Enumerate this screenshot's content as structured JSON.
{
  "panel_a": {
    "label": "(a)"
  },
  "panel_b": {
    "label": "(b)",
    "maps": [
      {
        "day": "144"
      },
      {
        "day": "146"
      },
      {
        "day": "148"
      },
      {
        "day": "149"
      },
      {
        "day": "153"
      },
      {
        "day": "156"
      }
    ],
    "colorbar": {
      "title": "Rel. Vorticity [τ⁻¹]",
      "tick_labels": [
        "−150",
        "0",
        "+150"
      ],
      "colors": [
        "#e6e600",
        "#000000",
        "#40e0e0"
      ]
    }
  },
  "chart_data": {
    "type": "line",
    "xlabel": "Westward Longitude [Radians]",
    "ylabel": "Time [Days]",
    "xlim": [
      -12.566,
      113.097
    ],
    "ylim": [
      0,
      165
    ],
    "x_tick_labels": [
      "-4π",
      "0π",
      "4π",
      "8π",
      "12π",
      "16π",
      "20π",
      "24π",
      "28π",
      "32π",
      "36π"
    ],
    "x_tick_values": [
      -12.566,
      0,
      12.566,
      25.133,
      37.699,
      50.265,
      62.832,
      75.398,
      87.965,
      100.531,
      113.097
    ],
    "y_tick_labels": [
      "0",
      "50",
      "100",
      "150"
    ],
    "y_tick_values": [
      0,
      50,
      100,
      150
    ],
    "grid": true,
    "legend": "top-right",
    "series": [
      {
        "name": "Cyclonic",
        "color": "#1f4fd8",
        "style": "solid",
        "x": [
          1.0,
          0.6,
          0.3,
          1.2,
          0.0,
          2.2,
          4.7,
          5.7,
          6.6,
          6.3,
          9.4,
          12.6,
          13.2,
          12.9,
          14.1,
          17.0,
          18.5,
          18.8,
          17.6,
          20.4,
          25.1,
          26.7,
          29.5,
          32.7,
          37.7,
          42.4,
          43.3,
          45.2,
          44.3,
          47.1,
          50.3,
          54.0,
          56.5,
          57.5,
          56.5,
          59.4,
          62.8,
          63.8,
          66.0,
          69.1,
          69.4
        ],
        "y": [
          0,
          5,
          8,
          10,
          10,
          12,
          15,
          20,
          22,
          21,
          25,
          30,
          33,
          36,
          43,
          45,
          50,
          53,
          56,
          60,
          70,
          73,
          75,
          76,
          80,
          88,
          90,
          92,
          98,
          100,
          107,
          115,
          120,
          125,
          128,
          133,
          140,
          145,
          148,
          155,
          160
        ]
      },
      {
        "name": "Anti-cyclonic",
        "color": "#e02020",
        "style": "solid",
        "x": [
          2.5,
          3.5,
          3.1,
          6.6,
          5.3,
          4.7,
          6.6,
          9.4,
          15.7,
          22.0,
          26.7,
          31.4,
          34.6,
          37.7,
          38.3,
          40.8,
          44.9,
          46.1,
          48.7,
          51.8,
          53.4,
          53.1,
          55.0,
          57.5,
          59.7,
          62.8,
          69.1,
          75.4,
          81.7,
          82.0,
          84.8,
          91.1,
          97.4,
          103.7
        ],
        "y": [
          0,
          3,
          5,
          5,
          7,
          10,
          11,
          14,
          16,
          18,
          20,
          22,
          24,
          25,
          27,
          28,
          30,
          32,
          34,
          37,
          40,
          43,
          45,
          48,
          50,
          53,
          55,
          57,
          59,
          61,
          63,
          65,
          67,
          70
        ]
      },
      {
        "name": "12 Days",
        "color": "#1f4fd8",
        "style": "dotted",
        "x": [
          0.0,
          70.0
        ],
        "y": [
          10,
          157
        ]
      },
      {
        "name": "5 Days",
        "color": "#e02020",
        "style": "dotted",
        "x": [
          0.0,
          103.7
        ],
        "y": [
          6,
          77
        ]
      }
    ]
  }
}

┄┄┄┄┄┄┄┄┄┄

Short problem:
Make an exact copy of all the data.

Answer to the task:
Enumerate this screenshot's content as structured JSON.
{
  "panel_a": {
    "label": "(a)"
  },
  "panel_b": {
    "label": "(b)",
    "maps": [
      {
        "day": "144"
      },
      {
        "day": "146"
      },
      {
        "day": "148"
      },
      {
        "day": "149"
      },
      {
        "day": "153"
      },
      {
        "day": "156"
      }
    ],
    "colorbar": {
      "title": "Rel. Vorticity [τ⁻¹]",
      "tick_labels": [
        "−150",
        "0",
        "+150"
      ],
      "colors": [
        "#e6e600",
        "#000000",
        "#40e0e0"
      ]
    }
  },
  "chart_data": {
    "type": "line",
    "xlabel": "Westward Longitude [Radians]",
    "ylabel": "Time [Days]",
    "xlim": [
      -12.566,
      113.097
    ],
    "ylim": [
      0,
      165
    ],
    "x_tick_labels": [
      "-4π",
      "0π",
      "4π",
      "8π",
      "12π",
      "16π",
      "20π",
      "24π",
      "28π",
      "32π",
      "36π"
    ],
    "x_tick_values": [
      -12.566,
      0,
      12.566,
      25.133,
      37.699,
      50.265,
      62.832,
      75.398,
      87.965,
      100.531,
      113.097
    ],
    "y_tick_labels": [
      "0",
      "50",
      "100",
      "150"
    ],
    "y_tick_values": [
      0,
      50,
      100,
      150
    ],
    "grid": true,
    "legend": "top-right",
    "series": [
      {
        "name": "Cyclonic",
        "color": "#1f4fd8",
        "style": "solid",
        "x": [
          1.0,
          0.6,
          0.3,
          1.2,
          0.0,
          2.2,
          4.7,
          5.7,
          6.6,
          6.3,
          9.4,
          12.6,
          13.2,
          12.9,
          14.1,
          17.0,
          18.5,
          18.8,
          17.6,
          20.4,
          25.1,
          26.7,
          29.5,
          32.7,
          37.7,
          42.4,
          43.3,
          45.2,
          44.3,
          47.1,
          50.3,
          54.0,
          56.5,
          57.5,
          56.5,
          59.4,
          62.8,
          63.8,
          66.0,
          69.1,
          69.4
        ],
        "y": [
          0,
          5,
          8,
          10,
          10,
          12,
          15,
          20,
          22,
          21,
          25,
          30,
          33,
          36,
          43,
          45,
          50,
          53,
          56,
          60,
          70,
          73,
          75,
          76,
          80,
          88,
          90,
          92,
          98,
          100,
          107,
          115,
          120,
          125,
          128,
          133,
          140,
          145,
          148,
          155,
          160
        ]
      },
      {
        "name": "Anti-cyclonic",
        "color": "#e02020",
        "style": "solid",
        "x": [
          2.5,
          3.5,
          3.1,
          6.6,
          5.3,
          4.7,
          6.6,
          9.4,
          15.7,
          22.0,
          26.7,
          31.4,
          34.6,
          37.7,
          38.3,
          40.8,
          44.9,
          46.1,
          48.7,
          51.8,
          53.4,
          53.1,
          55.0,
          57.5,
          59.7,
          62.8,
          69.1,
          75.4,
          81.7,
          82.0,
          84.8,
          91.1,
          97.4,
          103.7
        ],
        "y": [
          0,
          3,
          5,
          5,
          7,
          10,
          11,
          14,
          16,
          18,
          20,
          22,
          24,
          25,
          27,
          28,
          30,
          32,
          34,
          37,
          40,
          43,
          45,
          48,
          50,
          53,
          55,
          57,
          59,
          61,
          63,
          65,
          67,
          70
        ]
      },
      {
        "name": "12 Days",
        "color": "#1f4fd8",
        "style": "dotted",
        "x": [
          0.0,
          70.0
        ],
        "y": [
          10,
          157
        ]
      },
      {
        "name": "5 Days",
        "color": "#e02020",
        "style": "dotted",
        "x": [
          0.0,
          103.7
        ],
        "y": [
          6,
          77
        ]
      }
    ]
  }
}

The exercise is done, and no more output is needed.